• **THE PROBLEM**
Of the lines in the listing below, how many hold "title"? Answer with the number only.

----

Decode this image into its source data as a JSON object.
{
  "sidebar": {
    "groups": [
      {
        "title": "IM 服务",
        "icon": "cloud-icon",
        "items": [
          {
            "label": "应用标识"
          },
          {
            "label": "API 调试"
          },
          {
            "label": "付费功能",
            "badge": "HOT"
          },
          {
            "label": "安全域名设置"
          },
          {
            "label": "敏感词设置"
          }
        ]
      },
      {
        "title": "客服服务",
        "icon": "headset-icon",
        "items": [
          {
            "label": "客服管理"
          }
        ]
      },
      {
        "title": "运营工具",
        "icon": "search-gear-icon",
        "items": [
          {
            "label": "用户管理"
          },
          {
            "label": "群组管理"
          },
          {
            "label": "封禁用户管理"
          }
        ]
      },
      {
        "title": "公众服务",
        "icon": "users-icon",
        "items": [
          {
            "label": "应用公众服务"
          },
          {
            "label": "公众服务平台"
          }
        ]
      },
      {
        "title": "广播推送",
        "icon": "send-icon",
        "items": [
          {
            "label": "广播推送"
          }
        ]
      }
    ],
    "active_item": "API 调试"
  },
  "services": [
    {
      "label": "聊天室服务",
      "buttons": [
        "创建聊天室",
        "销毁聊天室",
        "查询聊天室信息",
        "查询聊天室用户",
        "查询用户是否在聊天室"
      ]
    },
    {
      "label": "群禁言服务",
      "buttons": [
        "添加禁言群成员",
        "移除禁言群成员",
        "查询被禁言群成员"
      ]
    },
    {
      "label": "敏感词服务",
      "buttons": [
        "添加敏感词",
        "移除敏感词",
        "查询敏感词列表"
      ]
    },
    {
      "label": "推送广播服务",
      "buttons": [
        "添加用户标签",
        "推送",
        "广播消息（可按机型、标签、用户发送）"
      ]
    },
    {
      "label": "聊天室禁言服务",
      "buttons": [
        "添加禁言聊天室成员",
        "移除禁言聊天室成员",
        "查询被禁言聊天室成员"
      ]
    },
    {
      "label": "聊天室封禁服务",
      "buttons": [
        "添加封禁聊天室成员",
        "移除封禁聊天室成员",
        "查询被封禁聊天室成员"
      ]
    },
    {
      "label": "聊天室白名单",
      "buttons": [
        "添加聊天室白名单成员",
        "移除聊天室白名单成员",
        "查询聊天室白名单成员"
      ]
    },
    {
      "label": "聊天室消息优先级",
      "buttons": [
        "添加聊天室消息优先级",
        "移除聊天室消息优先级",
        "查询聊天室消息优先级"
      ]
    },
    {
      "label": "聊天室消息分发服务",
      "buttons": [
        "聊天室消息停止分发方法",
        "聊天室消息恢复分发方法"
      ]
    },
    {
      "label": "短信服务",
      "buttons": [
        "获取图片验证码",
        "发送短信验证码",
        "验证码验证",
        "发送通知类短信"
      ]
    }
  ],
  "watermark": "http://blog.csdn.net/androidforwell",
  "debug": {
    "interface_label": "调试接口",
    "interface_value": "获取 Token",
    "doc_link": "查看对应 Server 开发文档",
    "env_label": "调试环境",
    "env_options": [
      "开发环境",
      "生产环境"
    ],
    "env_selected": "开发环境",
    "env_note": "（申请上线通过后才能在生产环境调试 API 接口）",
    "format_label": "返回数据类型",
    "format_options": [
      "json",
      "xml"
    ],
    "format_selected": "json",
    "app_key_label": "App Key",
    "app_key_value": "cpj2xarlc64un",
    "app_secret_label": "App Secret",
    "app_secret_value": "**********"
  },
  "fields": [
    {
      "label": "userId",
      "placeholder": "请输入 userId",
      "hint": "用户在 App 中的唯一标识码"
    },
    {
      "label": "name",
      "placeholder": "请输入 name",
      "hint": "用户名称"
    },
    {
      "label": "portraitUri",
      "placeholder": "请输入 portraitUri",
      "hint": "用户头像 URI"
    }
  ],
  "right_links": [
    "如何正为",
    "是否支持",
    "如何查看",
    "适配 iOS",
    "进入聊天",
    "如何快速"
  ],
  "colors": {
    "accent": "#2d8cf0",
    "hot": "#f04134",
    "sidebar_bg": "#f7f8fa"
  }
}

----

• **EXERCISE OUTPUT**
5